(WHAT THE EXERCISE ASKS)
Report the count of lines containing the word "imprenditore" in the entries below, and nothing more.

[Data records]
══════════════════════════════

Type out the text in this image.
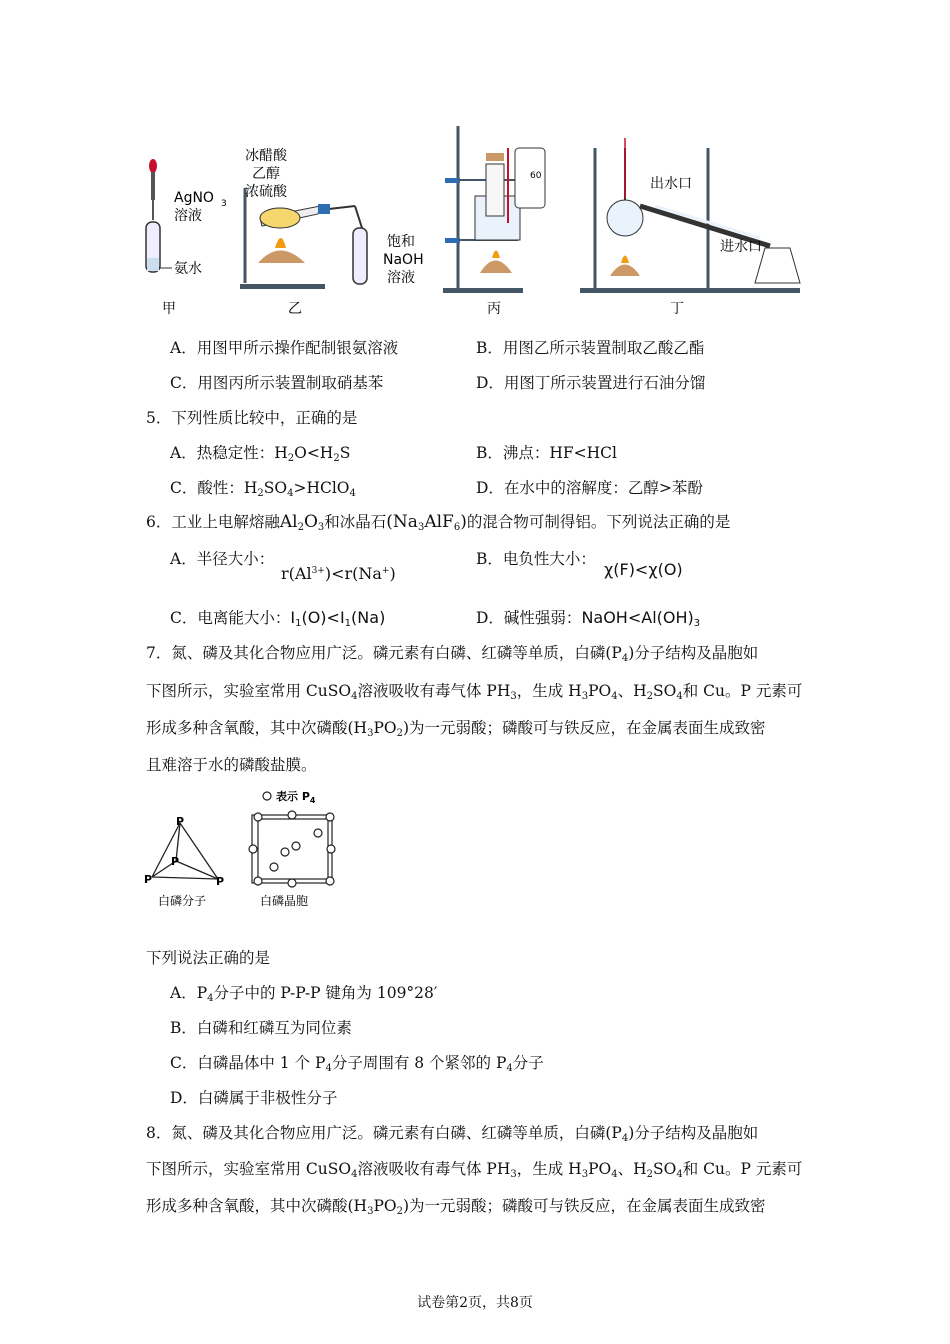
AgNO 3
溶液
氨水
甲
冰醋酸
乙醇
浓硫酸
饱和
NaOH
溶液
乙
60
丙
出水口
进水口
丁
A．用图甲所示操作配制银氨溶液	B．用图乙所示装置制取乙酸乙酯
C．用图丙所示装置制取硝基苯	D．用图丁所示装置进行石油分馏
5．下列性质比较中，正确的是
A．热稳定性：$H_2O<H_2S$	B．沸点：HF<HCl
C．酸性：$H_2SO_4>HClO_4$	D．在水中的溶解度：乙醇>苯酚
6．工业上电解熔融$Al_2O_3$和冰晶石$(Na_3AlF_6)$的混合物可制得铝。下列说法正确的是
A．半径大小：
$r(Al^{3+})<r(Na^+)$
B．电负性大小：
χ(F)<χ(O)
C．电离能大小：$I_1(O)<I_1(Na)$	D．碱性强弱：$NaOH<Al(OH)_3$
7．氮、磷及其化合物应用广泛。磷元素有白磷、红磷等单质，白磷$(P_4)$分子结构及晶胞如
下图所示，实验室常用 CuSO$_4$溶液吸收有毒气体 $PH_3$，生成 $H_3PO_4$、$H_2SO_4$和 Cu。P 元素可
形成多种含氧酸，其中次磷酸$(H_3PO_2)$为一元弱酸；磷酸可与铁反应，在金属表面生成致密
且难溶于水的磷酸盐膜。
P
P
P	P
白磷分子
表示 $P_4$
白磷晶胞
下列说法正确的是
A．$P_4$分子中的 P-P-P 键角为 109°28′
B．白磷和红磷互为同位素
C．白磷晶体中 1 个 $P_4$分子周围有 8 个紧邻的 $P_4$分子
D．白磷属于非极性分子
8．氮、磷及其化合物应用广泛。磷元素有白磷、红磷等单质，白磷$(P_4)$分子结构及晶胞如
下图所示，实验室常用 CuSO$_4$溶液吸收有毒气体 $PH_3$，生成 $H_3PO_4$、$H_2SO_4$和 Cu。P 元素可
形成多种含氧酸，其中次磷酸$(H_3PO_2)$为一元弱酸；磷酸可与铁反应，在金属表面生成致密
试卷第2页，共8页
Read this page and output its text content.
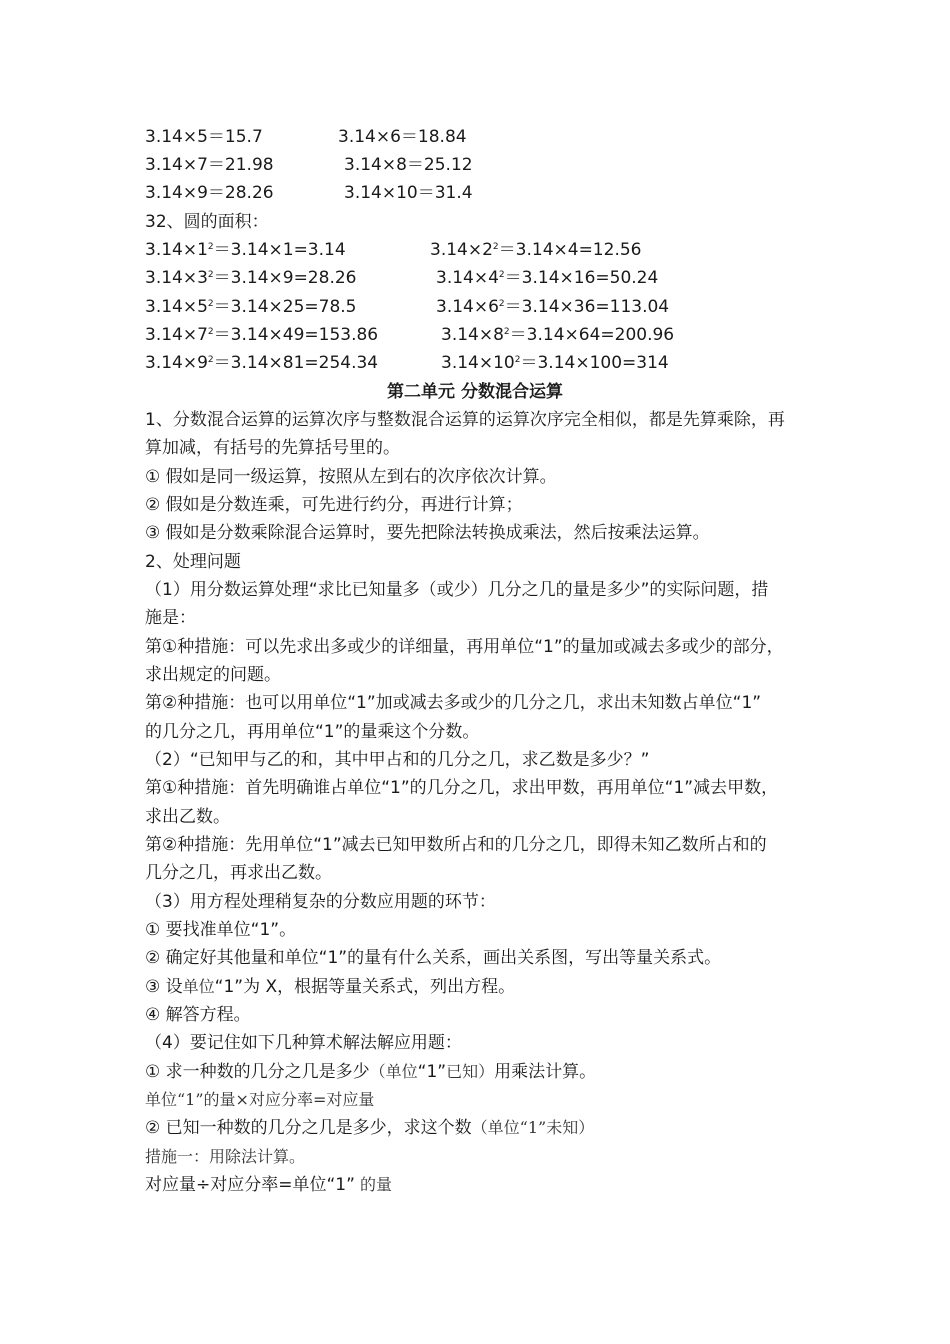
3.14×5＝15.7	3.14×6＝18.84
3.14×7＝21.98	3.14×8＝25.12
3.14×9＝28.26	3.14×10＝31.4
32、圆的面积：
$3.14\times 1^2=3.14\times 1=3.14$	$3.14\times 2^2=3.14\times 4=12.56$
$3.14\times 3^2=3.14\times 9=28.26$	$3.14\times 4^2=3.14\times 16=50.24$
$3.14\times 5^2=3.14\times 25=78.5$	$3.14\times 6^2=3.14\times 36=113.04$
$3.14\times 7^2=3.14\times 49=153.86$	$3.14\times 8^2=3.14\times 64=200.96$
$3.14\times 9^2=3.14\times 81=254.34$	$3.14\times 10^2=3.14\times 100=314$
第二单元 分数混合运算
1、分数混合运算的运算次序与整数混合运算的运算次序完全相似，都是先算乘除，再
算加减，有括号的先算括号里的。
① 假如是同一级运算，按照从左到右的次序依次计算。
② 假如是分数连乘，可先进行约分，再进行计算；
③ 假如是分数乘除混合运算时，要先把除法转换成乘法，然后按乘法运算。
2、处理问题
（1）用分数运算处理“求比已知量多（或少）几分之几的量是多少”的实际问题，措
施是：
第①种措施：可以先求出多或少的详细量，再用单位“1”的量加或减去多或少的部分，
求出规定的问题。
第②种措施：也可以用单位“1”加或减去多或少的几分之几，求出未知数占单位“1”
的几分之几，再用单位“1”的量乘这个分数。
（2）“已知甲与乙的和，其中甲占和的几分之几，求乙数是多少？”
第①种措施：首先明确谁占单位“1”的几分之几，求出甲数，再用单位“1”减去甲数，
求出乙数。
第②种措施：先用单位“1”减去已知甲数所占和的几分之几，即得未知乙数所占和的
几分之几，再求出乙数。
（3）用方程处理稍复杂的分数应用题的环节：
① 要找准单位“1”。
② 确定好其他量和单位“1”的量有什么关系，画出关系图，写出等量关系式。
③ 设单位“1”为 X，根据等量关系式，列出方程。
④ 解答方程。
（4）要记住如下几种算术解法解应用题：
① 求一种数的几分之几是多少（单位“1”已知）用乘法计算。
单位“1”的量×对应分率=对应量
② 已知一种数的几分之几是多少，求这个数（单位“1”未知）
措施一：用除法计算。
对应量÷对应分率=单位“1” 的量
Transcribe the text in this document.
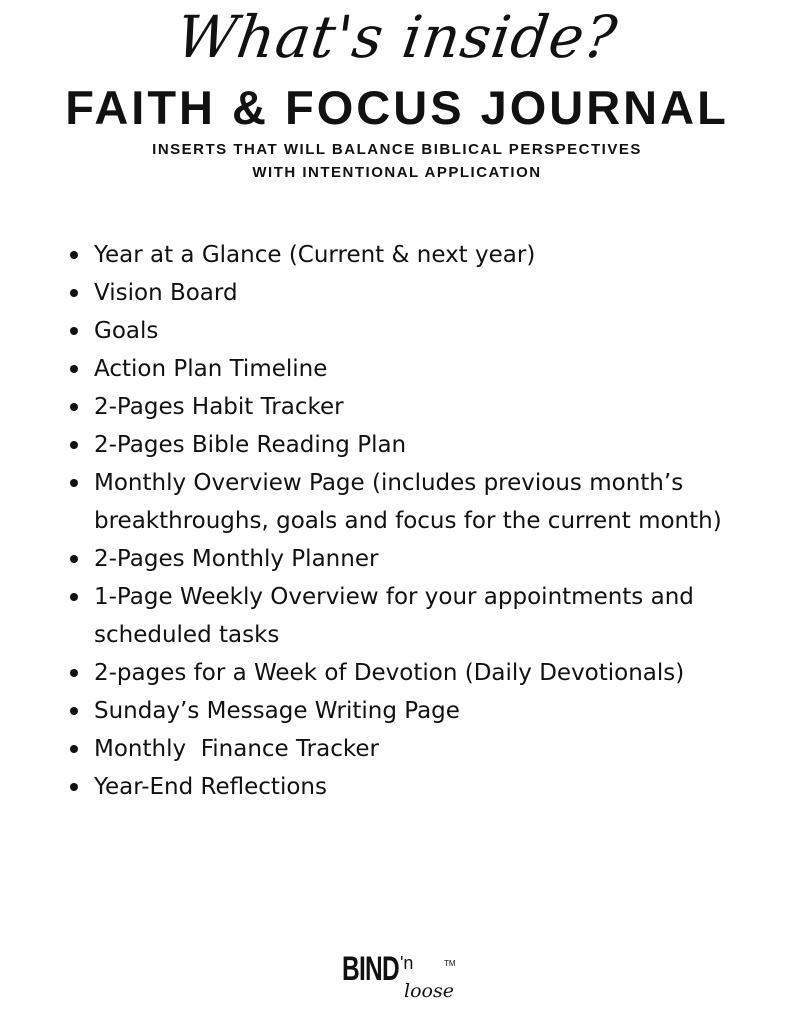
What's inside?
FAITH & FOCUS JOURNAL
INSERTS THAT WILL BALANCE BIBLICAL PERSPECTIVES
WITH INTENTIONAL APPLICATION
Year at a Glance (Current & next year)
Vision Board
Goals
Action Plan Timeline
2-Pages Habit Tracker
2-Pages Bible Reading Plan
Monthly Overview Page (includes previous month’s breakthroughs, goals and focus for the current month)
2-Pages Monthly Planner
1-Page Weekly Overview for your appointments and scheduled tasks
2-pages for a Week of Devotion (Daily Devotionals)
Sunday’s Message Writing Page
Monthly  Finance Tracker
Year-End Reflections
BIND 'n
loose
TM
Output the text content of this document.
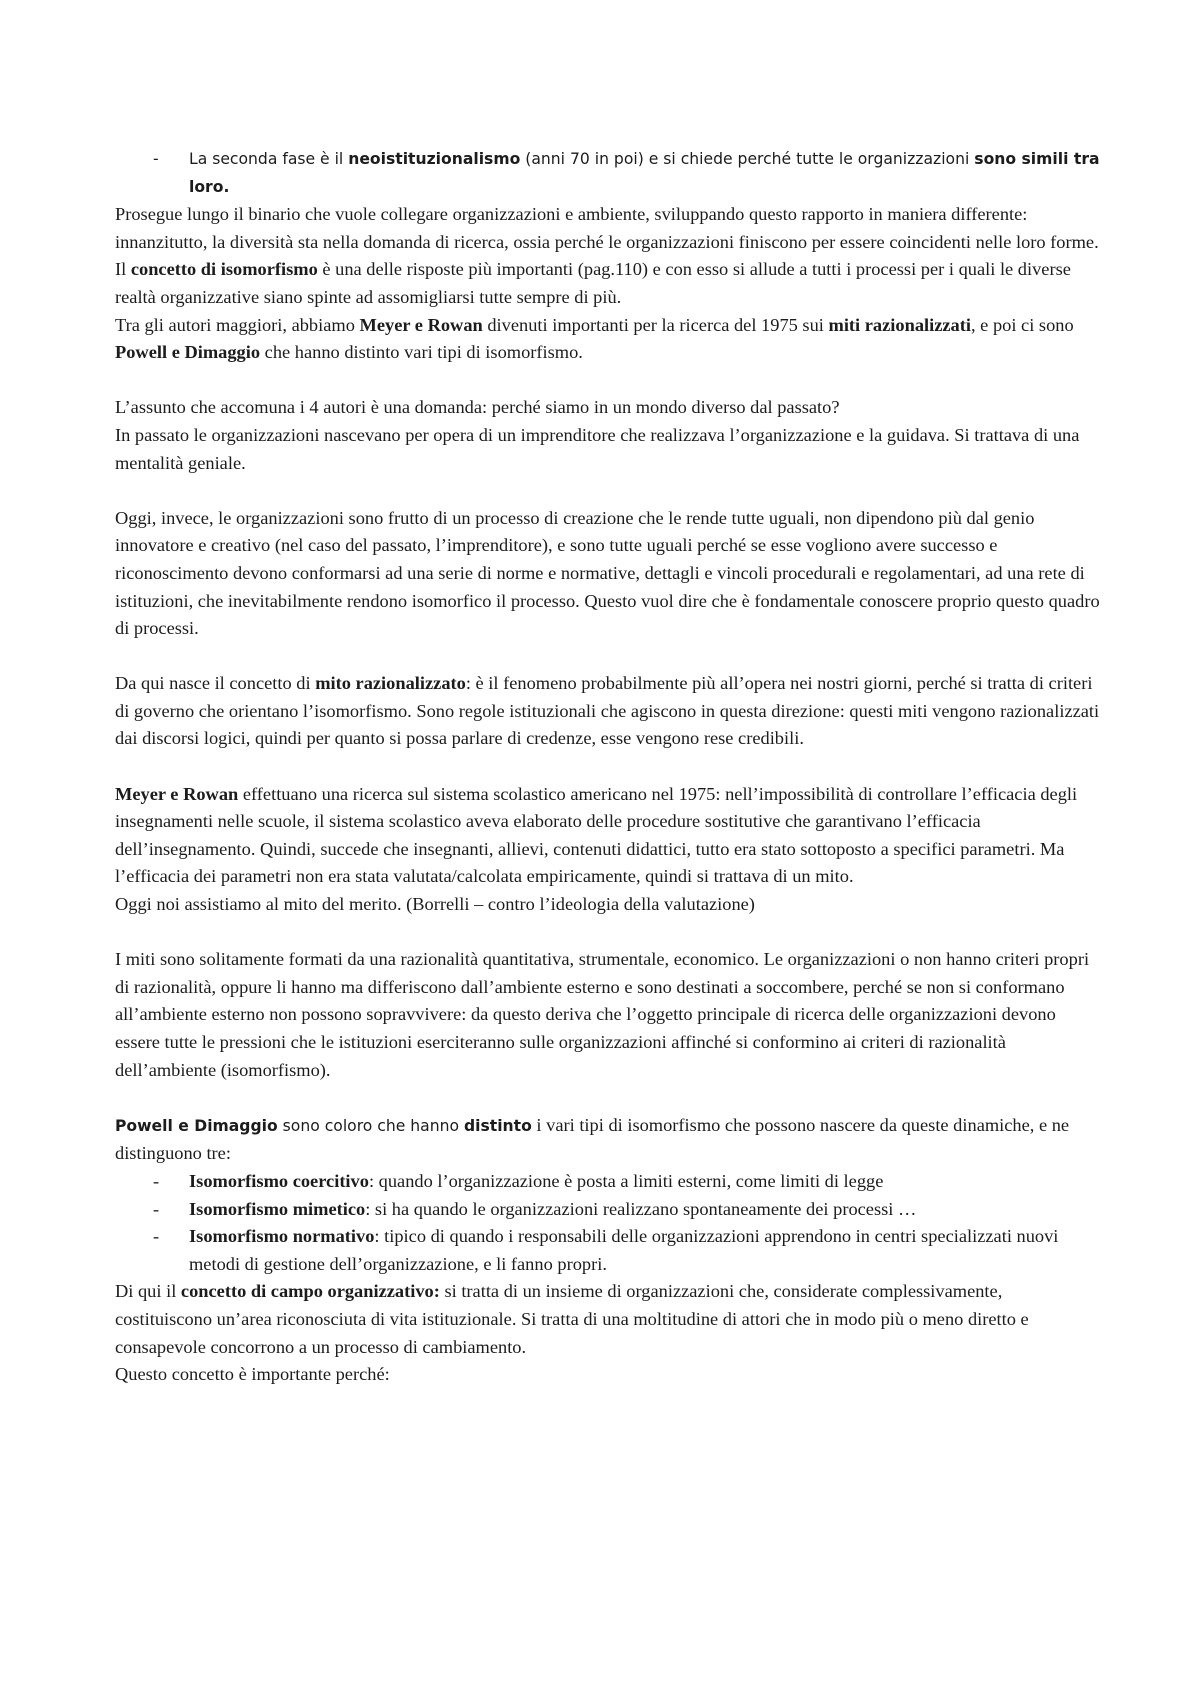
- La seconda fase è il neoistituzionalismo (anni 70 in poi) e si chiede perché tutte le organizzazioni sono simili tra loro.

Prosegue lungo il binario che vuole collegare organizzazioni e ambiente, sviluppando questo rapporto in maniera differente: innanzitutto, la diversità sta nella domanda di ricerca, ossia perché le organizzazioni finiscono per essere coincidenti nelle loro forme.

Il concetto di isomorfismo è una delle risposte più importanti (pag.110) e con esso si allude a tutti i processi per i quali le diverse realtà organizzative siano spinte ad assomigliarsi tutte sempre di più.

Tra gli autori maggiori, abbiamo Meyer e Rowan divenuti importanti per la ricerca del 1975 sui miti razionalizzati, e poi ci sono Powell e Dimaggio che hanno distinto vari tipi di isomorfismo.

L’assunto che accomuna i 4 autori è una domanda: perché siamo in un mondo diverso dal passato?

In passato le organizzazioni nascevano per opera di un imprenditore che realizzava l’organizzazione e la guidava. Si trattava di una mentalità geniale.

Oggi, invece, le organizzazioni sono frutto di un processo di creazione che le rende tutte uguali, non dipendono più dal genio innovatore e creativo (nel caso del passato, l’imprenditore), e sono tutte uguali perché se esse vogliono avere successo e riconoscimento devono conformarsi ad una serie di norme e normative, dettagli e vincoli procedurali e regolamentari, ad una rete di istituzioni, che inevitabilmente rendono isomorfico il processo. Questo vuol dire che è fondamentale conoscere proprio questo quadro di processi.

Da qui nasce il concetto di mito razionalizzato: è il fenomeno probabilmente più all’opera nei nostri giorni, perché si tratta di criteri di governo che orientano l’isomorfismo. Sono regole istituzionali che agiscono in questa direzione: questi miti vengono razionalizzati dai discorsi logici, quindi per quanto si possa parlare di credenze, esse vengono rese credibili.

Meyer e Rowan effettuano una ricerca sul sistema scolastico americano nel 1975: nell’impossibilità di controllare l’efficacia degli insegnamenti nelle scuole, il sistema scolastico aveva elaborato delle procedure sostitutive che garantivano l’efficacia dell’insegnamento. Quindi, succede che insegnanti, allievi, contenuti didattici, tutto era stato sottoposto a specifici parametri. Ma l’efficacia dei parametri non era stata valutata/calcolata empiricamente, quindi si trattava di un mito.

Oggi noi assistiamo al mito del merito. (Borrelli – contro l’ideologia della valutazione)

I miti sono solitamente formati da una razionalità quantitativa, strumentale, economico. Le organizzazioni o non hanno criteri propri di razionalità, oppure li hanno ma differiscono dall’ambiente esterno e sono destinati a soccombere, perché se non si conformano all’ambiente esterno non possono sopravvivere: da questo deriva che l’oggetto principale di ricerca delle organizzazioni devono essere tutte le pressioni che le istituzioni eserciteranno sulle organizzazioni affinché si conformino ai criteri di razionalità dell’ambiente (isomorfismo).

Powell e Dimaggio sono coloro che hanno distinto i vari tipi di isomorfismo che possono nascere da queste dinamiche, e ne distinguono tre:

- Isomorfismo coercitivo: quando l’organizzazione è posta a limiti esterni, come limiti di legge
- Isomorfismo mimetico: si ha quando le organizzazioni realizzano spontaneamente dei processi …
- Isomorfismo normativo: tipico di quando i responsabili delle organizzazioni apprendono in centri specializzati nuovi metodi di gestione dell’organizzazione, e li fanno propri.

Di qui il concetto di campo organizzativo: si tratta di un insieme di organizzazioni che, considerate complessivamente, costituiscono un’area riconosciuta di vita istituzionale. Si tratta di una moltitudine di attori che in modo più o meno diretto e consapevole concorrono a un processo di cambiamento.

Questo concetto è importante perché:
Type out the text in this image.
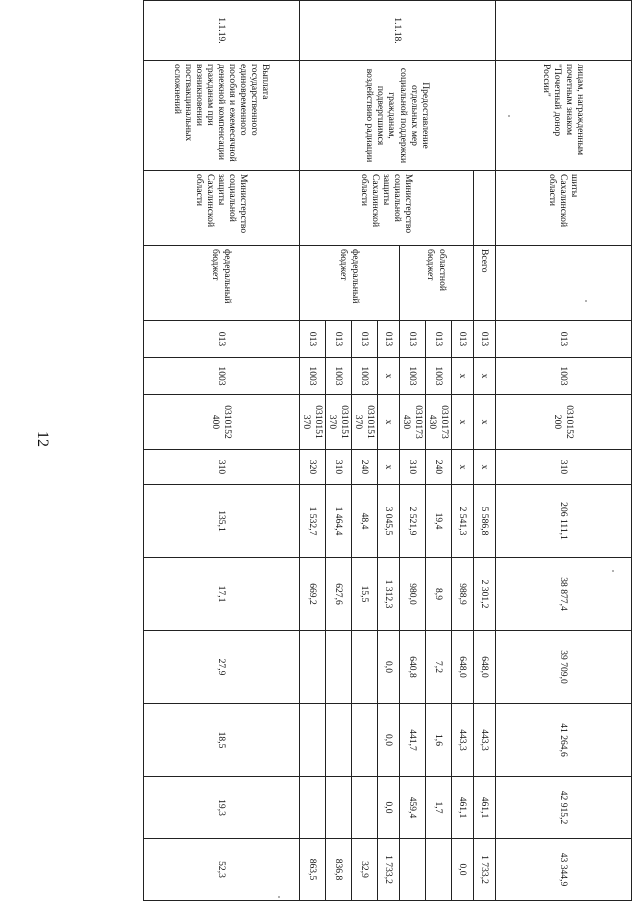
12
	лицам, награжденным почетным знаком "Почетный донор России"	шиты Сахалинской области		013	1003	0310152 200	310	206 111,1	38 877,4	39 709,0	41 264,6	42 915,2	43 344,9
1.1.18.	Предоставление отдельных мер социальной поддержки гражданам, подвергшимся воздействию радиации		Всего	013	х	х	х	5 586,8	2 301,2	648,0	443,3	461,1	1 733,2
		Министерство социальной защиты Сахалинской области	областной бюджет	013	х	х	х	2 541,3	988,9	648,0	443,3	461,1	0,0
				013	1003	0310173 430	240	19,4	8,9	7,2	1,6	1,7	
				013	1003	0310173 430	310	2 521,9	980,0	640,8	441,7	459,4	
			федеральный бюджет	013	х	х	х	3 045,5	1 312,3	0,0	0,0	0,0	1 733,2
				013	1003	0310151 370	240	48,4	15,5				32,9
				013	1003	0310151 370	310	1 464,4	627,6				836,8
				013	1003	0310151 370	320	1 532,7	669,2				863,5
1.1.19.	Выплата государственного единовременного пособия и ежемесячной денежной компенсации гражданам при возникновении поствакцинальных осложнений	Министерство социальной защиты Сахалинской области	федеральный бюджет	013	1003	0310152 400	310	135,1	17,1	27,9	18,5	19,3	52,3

══════════════════════════════

(WORKED SOLUTION)
2